Search the records for the word "selected" and report each line that has it.

------ Input data ------

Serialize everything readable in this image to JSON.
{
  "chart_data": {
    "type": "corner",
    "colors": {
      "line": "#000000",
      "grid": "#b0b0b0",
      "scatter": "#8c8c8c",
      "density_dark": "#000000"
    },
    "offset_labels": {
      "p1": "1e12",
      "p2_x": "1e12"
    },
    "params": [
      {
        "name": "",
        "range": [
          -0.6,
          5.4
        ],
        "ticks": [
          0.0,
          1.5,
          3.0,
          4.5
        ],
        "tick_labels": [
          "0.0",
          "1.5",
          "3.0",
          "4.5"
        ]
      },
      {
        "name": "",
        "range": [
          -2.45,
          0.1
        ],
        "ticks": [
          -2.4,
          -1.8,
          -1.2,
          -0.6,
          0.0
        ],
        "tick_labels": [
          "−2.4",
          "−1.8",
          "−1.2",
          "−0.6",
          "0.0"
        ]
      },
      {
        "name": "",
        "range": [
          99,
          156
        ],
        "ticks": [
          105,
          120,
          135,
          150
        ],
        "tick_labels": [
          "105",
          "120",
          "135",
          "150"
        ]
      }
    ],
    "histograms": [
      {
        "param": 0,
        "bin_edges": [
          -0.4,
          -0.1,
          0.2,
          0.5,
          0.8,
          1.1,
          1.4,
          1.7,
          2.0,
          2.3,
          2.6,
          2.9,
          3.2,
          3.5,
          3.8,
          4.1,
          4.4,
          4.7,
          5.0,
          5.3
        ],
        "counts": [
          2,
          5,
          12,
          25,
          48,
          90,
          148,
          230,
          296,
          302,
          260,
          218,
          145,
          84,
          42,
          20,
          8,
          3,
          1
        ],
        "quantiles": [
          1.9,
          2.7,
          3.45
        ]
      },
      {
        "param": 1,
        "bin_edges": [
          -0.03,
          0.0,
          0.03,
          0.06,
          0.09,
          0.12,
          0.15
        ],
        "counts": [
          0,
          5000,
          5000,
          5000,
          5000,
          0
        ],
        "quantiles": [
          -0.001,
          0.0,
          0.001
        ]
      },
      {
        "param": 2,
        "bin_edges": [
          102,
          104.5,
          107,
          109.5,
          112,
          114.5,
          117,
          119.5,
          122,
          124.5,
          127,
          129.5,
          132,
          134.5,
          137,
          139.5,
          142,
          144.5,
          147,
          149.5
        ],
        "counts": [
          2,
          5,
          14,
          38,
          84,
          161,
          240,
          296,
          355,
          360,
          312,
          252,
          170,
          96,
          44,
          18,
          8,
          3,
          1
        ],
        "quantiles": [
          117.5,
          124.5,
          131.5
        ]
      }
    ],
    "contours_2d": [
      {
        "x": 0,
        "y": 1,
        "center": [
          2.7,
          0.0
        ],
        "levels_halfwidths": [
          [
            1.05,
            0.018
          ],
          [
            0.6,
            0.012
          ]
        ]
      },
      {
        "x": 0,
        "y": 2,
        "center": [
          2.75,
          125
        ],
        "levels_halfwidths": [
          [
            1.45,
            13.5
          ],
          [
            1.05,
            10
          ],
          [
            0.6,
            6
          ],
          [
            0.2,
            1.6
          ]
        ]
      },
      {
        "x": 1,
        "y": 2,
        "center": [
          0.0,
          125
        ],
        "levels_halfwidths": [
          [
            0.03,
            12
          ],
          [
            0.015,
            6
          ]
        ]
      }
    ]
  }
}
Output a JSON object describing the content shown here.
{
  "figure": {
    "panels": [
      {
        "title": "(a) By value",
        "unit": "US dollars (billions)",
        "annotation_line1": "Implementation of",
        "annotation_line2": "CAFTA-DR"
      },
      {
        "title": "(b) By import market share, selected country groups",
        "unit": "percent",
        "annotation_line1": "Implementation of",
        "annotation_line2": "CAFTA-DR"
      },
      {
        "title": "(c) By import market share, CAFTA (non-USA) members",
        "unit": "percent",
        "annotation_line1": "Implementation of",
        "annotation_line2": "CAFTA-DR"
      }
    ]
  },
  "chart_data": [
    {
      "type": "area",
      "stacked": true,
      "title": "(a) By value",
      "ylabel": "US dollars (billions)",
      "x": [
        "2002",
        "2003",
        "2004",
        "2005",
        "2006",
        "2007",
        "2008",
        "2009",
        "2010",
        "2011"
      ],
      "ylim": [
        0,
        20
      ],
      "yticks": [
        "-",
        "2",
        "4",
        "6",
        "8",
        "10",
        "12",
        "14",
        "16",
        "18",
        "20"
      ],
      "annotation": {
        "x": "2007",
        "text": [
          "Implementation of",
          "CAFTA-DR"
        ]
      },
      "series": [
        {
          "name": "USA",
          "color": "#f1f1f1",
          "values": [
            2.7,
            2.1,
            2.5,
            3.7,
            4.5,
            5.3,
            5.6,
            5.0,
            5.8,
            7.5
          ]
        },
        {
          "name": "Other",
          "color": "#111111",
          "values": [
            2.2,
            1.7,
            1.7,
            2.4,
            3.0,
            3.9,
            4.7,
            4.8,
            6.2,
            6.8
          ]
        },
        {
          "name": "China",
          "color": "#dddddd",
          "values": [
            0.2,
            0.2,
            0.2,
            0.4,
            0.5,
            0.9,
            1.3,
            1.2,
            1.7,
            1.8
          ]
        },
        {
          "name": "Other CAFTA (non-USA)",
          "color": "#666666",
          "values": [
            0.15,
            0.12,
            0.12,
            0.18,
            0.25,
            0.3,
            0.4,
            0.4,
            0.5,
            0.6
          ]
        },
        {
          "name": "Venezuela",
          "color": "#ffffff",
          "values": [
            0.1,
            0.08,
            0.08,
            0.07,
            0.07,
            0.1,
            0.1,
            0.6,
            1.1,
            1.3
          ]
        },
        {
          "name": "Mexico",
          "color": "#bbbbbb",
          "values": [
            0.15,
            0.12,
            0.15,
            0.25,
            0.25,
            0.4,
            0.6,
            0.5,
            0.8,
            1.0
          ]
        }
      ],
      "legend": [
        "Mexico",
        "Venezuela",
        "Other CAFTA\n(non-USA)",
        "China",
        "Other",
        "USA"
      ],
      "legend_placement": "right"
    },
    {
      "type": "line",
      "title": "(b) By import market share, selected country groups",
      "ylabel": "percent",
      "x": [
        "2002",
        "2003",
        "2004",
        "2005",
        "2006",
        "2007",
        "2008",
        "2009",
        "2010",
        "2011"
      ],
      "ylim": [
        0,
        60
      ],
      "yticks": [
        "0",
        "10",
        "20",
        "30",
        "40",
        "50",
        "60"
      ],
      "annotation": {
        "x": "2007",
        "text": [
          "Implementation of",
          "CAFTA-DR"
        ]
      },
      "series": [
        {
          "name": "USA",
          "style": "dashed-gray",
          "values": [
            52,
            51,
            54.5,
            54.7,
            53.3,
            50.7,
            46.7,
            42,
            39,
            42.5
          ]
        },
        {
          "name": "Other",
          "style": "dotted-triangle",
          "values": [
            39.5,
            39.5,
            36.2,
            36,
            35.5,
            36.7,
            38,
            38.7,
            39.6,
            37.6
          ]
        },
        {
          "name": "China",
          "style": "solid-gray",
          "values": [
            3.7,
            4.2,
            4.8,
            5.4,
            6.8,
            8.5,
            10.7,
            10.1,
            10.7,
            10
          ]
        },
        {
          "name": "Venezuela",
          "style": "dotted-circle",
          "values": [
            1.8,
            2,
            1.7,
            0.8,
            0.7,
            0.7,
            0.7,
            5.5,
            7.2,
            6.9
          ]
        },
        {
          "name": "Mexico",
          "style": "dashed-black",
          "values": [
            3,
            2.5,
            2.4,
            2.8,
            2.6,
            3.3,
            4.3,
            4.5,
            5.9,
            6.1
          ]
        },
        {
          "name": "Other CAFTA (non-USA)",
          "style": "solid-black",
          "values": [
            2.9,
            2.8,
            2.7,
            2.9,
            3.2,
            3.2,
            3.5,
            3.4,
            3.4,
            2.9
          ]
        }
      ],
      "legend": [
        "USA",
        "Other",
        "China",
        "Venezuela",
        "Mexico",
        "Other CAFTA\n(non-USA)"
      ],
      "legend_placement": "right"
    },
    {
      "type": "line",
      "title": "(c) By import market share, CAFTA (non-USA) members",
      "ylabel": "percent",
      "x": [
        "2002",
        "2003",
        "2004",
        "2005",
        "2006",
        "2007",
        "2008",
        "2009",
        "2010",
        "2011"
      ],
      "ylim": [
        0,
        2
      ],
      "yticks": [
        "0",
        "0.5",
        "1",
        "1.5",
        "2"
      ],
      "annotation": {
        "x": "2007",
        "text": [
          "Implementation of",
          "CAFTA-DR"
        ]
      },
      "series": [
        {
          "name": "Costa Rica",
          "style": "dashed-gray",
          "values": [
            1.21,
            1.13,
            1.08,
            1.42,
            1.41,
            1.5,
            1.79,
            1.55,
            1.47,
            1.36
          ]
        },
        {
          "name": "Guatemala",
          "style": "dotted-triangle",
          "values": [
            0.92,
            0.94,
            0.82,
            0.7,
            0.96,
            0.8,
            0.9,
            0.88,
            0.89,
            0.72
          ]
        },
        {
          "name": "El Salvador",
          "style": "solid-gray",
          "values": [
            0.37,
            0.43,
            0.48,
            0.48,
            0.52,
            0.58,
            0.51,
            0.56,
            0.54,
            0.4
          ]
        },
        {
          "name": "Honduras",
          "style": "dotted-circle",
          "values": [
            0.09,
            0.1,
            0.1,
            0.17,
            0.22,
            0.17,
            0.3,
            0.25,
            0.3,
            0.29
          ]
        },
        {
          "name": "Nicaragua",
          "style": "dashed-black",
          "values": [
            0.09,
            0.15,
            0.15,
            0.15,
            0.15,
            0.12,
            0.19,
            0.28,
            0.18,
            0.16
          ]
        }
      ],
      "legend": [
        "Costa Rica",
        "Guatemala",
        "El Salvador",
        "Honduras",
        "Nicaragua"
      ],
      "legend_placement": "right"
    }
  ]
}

------

■ Solution to this problem:
        "title": "(b) By import market share, selected country groups",
      "title": "(b) By import market share, selected country groups",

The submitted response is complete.